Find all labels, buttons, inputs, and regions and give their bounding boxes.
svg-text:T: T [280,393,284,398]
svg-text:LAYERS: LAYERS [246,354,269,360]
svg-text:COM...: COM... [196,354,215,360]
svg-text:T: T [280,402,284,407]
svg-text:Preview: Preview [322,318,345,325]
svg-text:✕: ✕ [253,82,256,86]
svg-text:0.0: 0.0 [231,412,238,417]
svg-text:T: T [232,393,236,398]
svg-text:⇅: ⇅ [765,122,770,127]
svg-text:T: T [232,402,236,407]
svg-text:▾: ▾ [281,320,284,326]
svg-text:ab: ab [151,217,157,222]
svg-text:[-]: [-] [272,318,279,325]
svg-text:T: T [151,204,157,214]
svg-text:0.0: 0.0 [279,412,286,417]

□ □ □

## Task statement
From the material above, pull out every line that contains the word "regions" and copy each one in full. Case counts, so only exact-case matches qualify.

## Final result
Find all labels, buttons, inputs, and regions and give their bounding boxes.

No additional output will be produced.